▶ _What you will do_: Reproduce the listing below word for word, leaving out the picture.

▶ _Source records_:

-=-=-=-=-

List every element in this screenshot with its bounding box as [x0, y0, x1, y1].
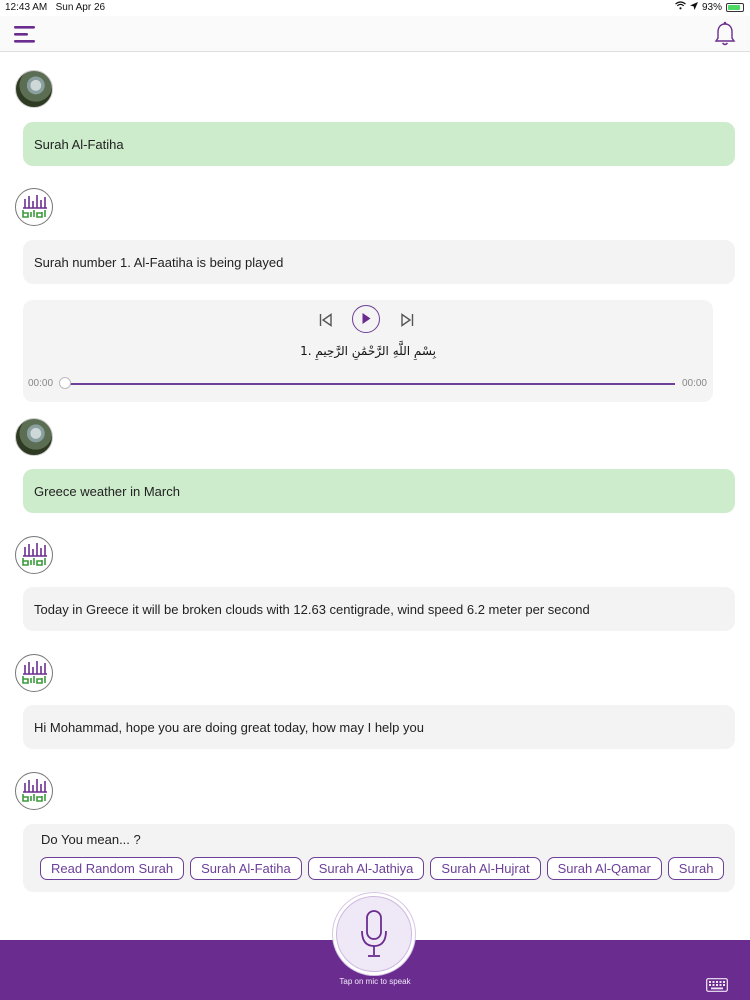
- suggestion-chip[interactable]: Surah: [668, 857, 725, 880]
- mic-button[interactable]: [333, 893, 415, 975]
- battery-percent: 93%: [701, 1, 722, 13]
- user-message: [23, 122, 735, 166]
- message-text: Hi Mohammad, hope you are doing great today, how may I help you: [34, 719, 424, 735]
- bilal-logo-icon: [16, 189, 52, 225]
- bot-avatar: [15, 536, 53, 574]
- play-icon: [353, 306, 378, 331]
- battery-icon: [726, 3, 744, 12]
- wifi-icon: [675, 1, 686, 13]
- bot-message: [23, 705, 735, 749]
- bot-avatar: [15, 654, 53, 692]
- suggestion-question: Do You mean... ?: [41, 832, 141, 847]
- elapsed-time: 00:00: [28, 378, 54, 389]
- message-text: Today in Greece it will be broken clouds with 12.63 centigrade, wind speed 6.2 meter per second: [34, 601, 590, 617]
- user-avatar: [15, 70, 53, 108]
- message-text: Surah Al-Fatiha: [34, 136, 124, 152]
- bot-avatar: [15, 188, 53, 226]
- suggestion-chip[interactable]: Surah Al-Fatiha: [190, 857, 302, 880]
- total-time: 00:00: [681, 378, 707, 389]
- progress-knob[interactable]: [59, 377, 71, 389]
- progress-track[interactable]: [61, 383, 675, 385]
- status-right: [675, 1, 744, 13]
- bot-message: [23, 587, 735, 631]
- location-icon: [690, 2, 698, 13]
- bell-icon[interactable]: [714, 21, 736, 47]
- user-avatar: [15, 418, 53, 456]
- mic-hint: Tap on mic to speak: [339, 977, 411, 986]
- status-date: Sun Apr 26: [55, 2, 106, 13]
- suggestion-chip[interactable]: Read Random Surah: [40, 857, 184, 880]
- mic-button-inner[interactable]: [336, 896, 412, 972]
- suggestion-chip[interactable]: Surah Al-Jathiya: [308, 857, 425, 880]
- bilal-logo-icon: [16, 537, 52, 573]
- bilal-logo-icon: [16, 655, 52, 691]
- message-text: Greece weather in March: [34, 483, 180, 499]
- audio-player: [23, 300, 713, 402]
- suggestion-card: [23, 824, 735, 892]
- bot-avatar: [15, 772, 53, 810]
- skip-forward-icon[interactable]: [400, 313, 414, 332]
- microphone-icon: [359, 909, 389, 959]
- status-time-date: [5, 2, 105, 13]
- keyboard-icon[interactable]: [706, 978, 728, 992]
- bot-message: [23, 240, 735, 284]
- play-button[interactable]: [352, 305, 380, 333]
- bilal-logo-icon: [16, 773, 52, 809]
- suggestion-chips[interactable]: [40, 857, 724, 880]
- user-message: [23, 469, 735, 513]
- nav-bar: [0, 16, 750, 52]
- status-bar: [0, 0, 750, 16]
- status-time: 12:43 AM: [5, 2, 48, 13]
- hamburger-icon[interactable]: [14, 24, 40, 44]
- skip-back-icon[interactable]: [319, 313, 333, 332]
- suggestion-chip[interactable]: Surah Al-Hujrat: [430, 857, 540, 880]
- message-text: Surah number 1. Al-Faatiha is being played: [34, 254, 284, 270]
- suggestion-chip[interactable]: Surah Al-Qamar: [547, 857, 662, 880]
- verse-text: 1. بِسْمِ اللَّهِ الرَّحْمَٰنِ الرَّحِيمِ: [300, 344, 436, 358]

-=-=-=-=-

▶ _Finished exercise_:
List every element in this screenshot with its bounding box as [x0, y0, x1, y1].
- suggestion-chip[interactable]: Surah: [668, 857, 725, 880]
- mic-button[interactable]: [333, 893, 415, 975]
- battery-percent: 93%: [701, 1, 722, 13]
- user-message: [23, 122, 735, 166]
- message-text: Hi Mohammad, hope you are doing great today, how may I help you: [34, 719, 424, 735]
- bilal-logo-icon: [16, 189, 52, 225]
- bot-avatar: [15, 536, 53, 574]
- play-icon: [353, 306, 378, 331]
- battery-icon: [726, 3, 744, 12]
- wifi-icon: [675, 1, 686, 13]
- bot-message: [23, 705, 735, 749]
- bot-avatar: [15, 654, 53, 692]
- suggestion-question: Do You mean... ?: [41, 832, 141, 847]
- elapsed-time: 00:00: [28, 378, 54, 389]
- message-text: Today in Greece it will be broken clouds with 12.63 centigrade, wind speed 6.2 meter per second: [34, 601, 590, 617]
- user-avatar: [15, 70, 53, 108]
- message-text: Surah Al-Fatiha: [34, 136, 124, 152]
- bot-avatar: [15, 188, 53, 226]
- suggestion-chip[interactable]: Surah Al-Fatiha: [190, 857, 302, 880]
- total-time: 00:00: [681, 378, 707, 389]
- progress-knob[interactable]: [59, 377, 71, 389]
- progress-track[interactable]: [61, 383, 675, 385]
- status-right: [675, 1, 744, 13]
- bot-message: [23, 587, 735, 631]
- location-icon: [690, 2, 698, 13]
- bell-icon[interactable]: [714, 21, 736, 47]
- user-avatar: [15, 418, 53, 456]
- mic-hint: Tap on mic to speak: [339, 977, 411, 986]
- status-date: Sun Apr 26: [55, 2, 106, 13]
- suggestion-chip[interactable]: Read Random Surah: [40, 857, 184, 880]
- mic-button-inner[interactable]: [336, 896, 412, 972]
- suggestion-chip[interactable]: Surah Al-Jathiya: [308, 857, 425, 880]
- bilal-logo-icon: [16, 537, 52, 573]
- bilal-logo-icon: [16, 655, 52, 691]
- message-text: Greece weather in March: [34, 483, 180, 499]
- audio-player: [23, 300, 713, 402]
- suggestion-card: [23, 824, 735, 892]
- bot-avatar: [15, 772, 53, 810]
- skip-forward-icon[interactable]: [400, 313, 414, 332]
- microphone-icon: [359, 909, 389, 959]
- status-time-date: [5, 2, 105, 13]
- keyboard-icon[interactable]: [706, 978, 728, 992]
- bot-message: [23, 240, 735, 284]
- play-button[interactable]: [352, 305, 380, 333]
- bilal-logo-icon: [16, 773, 52, 809]
- suggestion-chips[interactable]: [40, 857, 724, 880]
- user-message: [23, 469, 735, 513]
- nav-bar: [0, 16, 750, 52]
- status-bar: [0, 0, 750, 16]
- status-time: 12:43 AM: [5, 2, 48, 13]
- hamburger-icon[interactable]: [14, 24, 40, 44]
- skip-back-icon[interactable]: [319, 313, 333, 332]
- suggestion-chip[interactable]: Surah Al-Hujrat: [430, 857, 540, 880]
- message-text: Surah number 1. Al-Faatiha is being played: [34, 254, 284, 270]
- suggestion-chip[interactable]: Surah Al-Qamar: [547, 857, 662, 880]
- verse-text: 1. بِسْمِ اللَّهِ الرَّحْمَٰنِ الرَّحِيمِ: [300, 344, 436, 358]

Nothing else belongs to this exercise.